## Problem
Your task is to retype each line of the data below exactly.

[START]

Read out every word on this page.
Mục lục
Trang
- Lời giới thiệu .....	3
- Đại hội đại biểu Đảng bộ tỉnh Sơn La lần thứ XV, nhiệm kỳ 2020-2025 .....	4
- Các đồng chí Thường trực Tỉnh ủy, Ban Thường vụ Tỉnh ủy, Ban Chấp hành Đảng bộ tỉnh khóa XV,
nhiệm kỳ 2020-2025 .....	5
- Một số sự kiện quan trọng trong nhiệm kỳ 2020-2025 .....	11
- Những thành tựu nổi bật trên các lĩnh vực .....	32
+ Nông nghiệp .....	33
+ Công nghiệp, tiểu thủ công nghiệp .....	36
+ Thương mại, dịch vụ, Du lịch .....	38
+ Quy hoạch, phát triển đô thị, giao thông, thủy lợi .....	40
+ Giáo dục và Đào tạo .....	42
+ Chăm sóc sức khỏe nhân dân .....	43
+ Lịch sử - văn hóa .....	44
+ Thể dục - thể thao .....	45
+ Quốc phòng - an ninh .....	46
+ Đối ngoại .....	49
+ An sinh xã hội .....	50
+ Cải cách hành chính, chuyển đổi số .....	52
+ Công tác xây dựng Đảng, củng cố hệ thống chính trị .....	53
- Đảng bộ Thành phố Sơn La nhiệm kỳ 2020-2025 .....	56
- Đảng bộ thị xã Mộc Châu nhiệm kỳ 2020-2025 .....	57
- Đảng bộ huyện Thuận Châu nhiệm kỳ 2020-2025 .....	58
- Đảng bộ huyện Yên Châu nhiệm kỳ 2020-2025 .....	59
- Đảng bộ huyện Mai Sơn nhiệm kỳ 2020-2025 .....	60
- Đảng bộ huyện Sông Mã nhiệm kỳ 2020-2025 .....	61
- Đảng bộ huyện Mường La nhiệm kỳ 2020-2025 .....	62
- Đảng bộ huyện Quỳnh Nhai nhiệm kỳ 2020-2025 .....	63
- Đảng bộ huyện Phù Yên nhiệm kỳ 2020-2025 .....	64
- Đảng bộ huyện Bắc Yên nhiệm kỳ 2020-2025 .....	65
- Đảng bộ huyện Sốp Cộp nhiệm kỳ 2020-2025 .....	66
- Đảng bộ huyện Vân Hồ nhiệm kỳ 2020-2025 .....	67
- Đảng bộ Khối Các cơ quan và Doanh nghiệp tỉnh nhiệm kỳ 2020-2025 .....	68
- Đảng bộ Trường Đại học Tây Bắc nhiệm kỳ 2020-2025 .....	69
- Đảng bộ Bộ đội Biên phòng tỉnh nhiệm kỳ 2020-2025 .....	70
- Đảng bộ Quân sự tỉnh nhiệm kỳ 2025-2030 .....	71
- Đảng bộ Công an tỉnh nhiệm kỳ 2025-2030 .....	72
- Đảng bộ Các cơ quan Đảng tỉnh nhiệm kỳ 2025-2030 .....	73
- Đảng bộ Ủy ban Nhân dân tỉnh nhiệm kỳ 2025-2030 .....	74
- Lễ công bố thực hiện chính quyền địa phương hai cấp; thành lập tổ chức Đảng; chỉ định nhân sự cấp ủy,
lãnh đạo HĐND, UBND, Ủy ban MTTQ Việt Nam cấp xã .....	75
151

[END]

## Worked solution
Read out every word on this page.
Mục lục
Trang
- Lời giới thiệu .....	3
- Đại hội đại biểu Đảng bộ tỉnh Sơn La lần thứ XV, nhiệm kỳ 2020-2025 .....	4
- Các đồng chí Thường trực Tỉnh ủy, Ban Thường vụ Tỉnh ủy, Ban Chấp hành Đảng bộ tỉnh khóa XV,
nhiệm kỳ 2020-2025 .....	5
- Một số sự kiện quan trọng trong nhiệm kỳ 2020-2025 .....	11
- Những thành tựu nổi bật trên các lĩnh vực .....	32
+ Nông nghiệp .....	33
+ Công nghiệp, tiểu thủ công nghiệp .....	36
+ Thương mại, dịch vụ, Du lịch .....	38
+ Quy hoạch, phát triển đô thị, giao thông, thủy lợi .....	40
+ Giáo dục và Đào tạo .....	42
+ Chăm sóc sức khỏe nhân dân .....	43
+ Lịch sử - văn hóa .....	44
+ Thể dục - thể thao .....	45
+ Quốc phòng - an ninh .....	46
+ Đối ngoại .....	49
+ An sinh xã hội .....	50
+ Cải cách hành chính, chuyển đổi số .....	52
+ Công tác xây dựng Đảng, củng cố hệ thống chính trị .....	53
- Đảng bộ Thành phố Sơn La nhiệm kỳ 2020-2025 .....	56
- Đảng bộ thị xã Mộc Châu nhiệm kỳ 2020-2025 .....	57
- Đảng bộ huyện Thuận Châu nhiệm kỳ 2020-2025 .....	58
- Đảng bộ huyện Yên Châu nhiệm kỳ 2020-2025 .....	59
- Đảng bộ huyện Mai Sơn nhiệm kỳ 2020-2025 .....	60
- Đảng bộ huyện Sông Mã nhiệm kỳ 2020-2025 .....	61
- Đảng bộ huyện Mường La nhiệm kỳ 2020-2025 .....	62
- Đảng bộ huyện Quỳnh Nhai nhiệm kỳ 2020-2025 .....	63
- Đảng bộ huyện Phù Yên nhiệm kỳ 2020-2025 .....	64
- Đảng bộ huyện Bắc Yên nhiệm kỳ 2020-2025 .....	65
- Đảng bộ huyện Sốp Cộp nhiệm kỳ 2020-2025 .....	66
- Đảng bộ huyện Vân Hồ nhiệm kỳ 2020-2025 .....	67
- Đảng bộ Khối Các cơ quan và Doanh nghiệp tỉnh nhiệm kỳ 2020-2025 .....	68
- Đảng bộ Trường Đại học Tây Bắc nhiệm kỳ 2020-2025 .....	69
- Đảng bộ Bộ đội Biên phòng tỉnh nhiệm kỳ 2020-2025 .....	70
- Đảng bộ Quân sự tỉnh nhiệm kỳ 2025-2030 .....	71
- Đảng bộ Công an tỉnh nhiệm kỳ 2025-2030 .....	72
- Đảng bộ Các cơ quan Đảng tỉnh nhiệm kỳ 2025-2030 .....	73
- Đảng bộ Ủy ban Nhân dân tỉnh nhiệm kỳ 2025-2030 .....	74
- Lễ công bố thực hiện chính quyền địa phương hai cấp; thành lập tổ chức Đảng; chỉ định nhân sự cấp ủy,
lãnh đạo HĐND, UBND, Ủy ban MTTQ Việt Nam cấp xã .....	75
151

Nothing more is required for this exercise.